> _Aim_
Omit all pictures. Copy the rest of the material exactly.

--- Start of Given records ---

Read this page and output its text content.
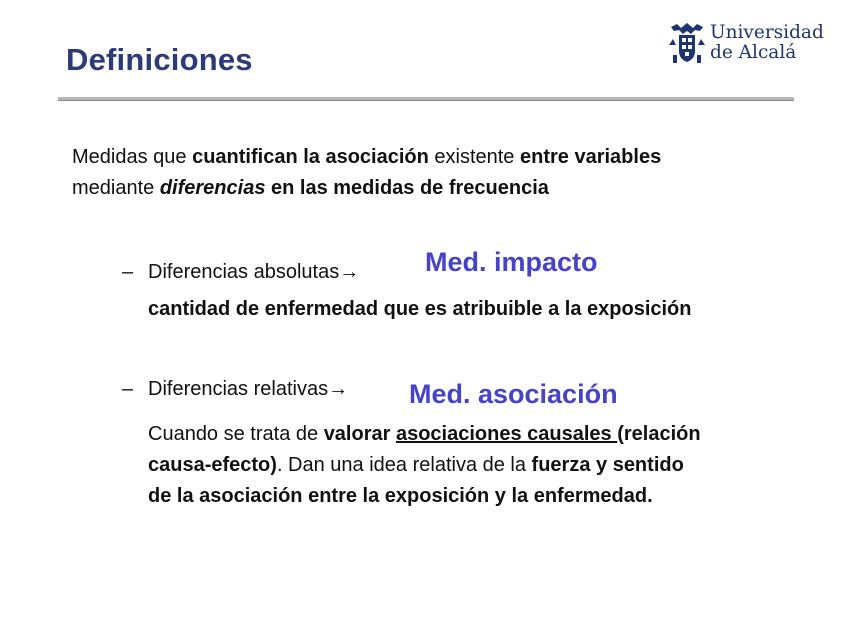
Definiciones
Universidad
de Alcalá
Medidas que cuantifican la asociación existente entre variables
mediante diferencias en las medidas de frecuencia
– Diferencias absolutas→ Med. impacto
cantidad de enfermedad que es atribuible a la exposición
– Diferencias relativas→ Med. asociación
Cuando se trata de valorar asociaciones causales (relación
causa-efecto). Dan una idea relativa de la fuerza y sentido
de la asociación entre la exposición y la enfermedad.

--- End of Given records ---

> _Solution_
Read this page and output its text content.
Definiciones
Universidad
de Alcalá
Medidas que cuantifican la asociación existente entre variables
mediante diferencias en las medidas de frecuencia
– Diferencias absolutas→ Med. impacto
cantidad de enfermedad que es atribuible a la exposición
– Diferencias relativas→ Med. asociación
Cuando se trata de valorar asociaciones causales (relación
causa-efecto). Dan una idea relativa de la fuerza y sentido
de la asociación entre la exposición y la enfermedad.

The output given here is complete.